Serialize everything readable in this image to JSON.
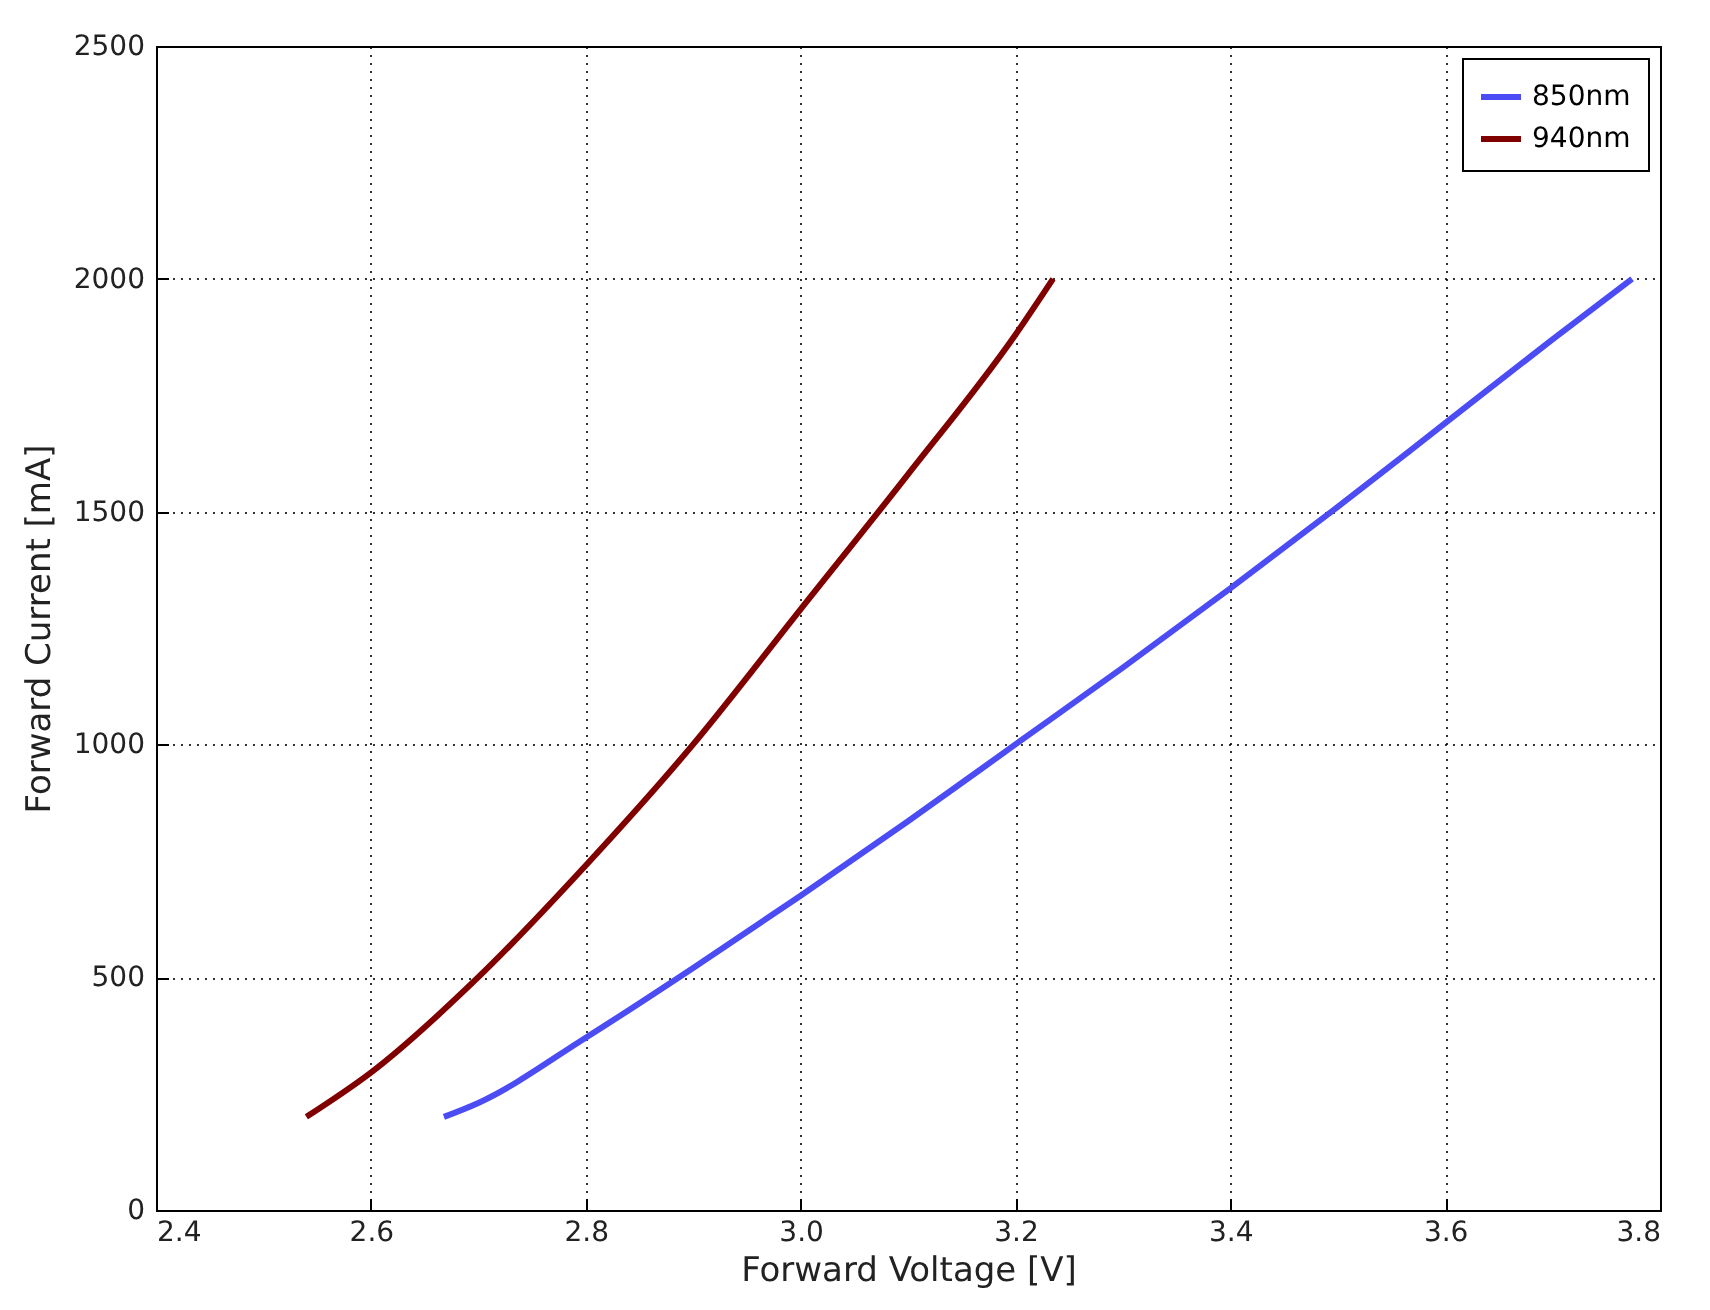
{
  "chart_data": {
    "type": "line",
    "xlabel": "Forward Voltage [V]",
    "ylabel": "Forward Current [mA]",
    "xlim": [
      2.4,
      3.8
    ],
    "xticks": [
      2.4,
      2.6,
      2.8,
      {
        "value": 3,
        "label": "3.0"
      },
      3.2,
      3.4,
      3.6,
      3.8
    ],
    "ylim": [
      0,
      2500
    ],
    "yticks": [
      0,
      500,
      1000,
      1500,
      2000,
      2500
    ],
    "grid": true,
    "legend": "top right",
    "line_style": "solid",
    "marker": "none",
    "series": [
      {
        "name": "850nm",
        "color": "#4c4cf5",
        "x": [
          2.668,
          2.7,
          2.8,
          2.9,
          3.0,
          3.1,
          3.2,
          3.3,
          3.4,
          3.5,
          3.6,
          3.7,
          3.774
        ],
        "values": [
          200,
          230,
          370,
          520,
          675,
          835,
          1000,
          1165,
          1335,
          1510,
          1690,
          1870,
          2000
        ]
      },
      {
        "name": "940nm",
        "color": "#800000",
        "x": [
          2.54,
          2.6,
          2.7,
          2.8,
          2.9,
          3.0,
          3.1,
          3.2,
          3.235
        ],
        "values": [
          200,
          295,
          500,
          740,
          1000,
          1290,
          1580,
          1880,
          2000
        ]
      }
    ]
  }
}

● WHAT THE EXERCISE ASKS
Transcribe all the records above word for word, without their images.

● RESPONSE TO THE TASK
Serialize everything readable in this image to JSON.
{
  "chart_data": {
    "type": "line",
    "xlabel": "Forward Voltage [V]",
    "ylabel": "Forward Current [mA]",
    "xlim": [
      2.4,
      3.8
    ],
    "xticks": [
      2.4,
      2.6,
      2.8,
      {
        "value": 3,
        "label": "3.0"
      },
      3.2,
      3.4,
      3.6,
      3.8
    ],
    "ylim": [
      0,
      2500
    ],
    "yticks": [
      0,
      500,
      1000,
      1500,
      2000,
      2500
    ],
    "grid": true,
    "legend": "top right",
    "line_style": "solid",
    "marker": "none",
    "series": [
      {
        "name": "850nm",
        "color": "#4c4cf5",
        "x": [
          2.668,
          2.7,
          2.8,
          2.9,
          3.0,
          3.1,
          3.2,
          3.3,
          3.4,
          3.5,
          3.6,
          3.7,
          3.774
        ],
        "values": [
          200,
          230,
          370,
          520,
          675,
          835,
          1000,
          1165,
          1335,
          1510,
          1690,
          1870,
          2000
        ]
      },
      {
        "name": "940nm",
        "color": "#800000",
        "x": [
          2.54,
          2.6,
          2.7,
          2.8,
          2.9,
          3.0,
          3.1,
          3.2,
          3.235
        ],
        "values": [
          200,
          295,
          500,
          740,
          1000,
          1290,
          1580,
          1880,
          2000
        ]
      }
    ]
  }
}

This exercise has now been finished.